**Exercise aim:** Pick out every line holding the string "mantiene" and copy it.

Extracted data entries:

· · ·

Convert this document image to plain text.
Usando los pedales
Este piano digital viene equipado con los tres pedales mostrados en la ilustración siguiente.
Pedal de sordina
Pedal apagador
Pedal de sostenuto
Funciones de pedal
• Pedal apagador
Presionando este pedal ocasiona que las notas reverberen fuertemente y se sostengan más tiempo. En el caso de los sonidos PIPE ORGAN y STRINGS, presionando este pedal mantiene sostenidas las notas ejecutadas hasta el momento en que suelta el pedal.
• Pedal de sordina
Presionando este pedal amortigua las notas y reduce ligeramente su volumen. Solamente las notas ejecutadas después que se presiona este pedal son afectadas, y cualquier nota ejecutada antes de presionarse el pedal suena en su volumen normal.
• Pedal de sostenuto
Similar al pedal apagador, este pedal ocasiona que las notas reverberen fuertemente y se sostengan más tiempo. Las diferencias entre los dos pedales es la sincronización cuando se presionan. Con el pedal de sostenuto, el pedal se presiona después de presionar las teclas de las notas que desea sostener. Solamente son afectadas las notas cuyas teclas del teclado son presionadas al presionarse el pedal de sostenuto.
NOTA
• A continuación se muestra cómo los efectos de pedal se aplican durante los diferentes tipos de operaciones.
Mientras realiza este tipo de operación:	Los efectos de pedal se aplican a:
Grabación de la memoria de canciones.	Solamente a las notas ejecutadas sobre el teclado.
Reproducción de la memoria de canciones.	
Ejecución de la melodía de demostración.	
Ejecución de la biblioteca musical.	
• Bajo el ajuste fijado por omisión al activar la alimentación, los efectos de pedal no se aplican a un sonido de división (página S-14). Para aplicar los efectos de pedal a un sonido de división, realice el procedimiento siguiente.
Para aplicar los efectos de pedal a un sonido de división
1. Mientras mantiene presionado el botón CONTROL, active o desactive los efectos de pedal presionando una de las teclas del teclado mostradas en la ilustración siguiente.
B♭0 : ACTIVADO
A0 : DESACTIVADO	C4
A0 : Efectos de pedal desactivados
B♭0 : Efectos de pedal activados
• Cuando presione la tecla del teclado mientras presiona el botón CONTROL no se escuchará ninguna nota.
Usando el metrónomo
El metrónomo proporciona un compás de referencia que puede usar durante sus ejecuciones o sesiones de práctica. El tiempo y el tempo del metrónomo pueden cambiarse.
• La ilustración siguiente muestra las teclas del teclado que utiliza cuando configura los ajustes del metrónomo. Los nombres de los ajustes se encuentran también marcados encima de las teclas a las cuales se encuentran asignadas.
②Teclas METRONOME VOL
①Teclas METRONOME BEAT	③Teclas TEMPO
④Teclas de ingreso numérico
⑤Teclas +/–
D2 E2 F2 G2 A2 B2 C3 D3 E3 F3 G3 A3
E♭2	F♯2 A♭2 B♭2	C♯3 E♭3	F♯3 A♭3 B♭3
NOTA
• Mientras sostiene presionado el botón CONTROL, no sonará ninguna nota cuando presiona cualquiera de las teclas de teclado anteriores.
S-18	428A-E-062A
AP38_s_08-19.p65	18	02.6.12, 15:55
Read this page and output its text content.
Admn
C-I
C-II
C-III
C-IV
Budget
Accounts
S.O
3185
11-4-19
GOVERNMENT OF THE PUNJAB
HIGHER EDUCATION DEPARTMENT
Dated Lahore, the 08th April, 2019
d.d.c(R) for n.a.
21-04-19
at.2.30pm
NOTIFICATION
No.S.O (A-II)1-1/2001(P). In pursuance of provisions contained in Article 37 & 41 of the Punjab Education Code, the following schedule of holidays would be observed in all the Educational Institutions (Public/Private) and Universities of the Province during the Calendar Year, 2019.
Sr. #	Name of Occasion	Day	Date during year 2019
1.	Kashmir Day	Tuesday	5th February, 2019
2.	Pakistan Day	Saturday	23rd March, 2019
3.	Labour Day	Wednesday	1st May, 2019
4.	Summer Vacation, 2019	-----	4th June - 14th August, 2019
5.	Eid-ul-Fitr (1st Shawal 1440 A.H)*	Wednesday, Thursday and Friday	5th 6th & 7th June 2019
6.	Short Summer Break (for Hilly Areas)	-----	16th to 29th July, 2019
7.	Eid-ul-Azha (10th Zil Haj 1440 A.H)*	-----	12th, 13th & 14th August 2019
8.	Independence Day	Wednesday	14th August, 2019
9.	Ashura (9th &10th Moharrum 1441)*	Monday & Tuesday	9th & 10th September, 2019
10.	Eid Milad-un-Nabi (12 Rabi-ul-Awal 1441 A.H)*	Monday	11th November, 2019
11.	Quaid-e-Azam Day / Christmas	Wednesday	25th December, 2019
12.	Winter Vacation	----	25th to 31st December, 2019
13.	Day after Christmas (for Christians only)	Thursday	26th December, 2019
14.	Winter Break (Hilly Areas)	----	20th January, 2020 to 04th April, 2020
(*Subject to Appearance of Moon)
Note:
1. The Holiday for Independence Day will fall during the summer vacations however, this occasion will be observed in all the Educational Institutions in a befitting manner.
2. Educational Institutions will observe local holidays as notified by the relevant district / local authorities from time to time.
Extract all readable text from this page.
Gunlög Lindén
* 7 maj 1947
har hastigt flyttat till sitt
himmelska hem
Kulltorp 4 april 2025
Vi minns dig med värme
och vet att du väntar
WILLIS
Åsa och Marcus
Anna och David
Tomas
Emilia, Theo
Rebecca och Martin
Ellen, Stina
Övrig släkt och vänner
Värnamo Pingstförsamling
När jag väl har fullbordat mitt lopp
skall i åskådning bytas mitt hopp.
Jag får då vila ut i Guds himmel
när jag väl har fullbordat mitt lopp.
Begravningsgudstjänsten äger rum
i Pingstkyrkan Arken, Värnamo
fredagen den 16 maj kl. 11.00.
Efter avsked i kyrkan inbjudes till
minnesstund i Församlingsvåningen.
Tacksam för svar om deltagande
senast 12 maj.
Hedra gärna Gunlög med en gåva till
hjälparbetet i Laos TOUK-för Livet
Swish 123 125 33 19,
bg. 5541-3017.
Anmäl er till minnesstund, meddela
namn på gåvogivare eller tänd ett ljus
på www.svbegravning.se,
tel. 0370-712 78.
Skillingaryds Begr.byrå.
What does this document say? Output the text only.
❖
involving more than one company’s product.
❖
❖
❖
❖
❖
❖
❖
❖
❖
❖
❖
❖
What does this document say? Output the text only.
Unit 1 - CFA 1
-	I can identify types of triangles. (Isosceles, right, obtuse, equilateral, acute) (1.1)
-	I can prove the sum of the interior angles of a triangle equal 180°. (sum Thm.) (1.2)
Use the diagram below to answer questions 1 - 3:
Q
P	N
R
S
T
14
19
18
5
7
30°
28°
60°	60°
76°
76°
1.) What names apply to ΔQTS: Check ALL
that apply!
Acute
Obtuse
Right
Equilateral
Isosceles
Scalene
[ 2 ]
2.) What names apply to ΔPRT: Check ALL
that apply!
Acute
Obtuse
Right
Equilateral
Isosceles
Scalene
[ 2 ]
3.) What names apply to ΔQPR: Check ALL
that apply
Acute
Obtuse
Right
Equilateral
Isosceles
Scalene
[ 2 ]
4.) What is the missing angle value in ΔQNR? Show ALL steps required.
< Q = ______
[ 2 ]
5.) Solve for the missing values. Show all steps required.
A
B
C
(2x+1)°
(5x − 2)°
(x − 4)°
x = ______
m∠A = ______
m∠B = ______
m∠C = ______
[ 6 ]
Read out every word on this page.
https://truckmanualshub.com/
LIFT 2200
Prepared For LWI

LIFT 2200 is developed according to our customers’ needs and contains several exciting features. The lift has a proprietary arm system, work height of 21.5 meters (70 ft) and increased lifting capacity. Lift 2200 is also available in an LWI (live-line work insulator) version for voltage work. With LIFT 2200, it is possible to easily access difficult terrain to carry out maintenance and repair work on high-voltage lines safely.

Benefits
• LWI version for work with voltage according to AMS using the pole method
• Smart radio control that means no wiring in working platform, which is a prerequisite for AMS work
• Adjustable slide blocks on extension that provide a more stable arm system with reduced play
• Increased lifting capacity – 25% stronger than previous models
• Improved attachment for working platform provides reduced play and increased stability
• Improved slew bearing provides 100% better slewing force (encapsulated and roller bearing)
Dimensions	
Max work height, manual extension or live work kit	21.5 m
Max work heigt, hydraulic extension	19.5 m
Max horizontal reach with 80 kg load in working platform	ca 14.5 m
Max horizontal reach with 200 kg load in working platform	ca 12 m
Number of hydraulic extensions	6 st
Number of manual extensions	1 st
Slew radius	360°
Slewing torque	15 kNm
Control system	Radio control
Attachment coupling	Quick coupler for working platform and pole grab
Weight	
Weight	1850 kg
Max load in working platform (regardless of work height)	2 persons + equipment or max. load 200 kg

· · ·

**Worked answer:**
Presionando este pedal ocasiona que las notas reverberen fuertemente y se sostengan más tiempo. En el caso de los sonidos PIPE ORGAN y STRINGS, presionando este pedal mantiene sostenidas las notas ejecutadas hasta el momento en que suelta el pedal.
1. Mientras mantiene presionado el botón CONTROL, active o desactive los efectos de pedal presionando una de las teclas del teclado mostradas en la ilustración siguiente.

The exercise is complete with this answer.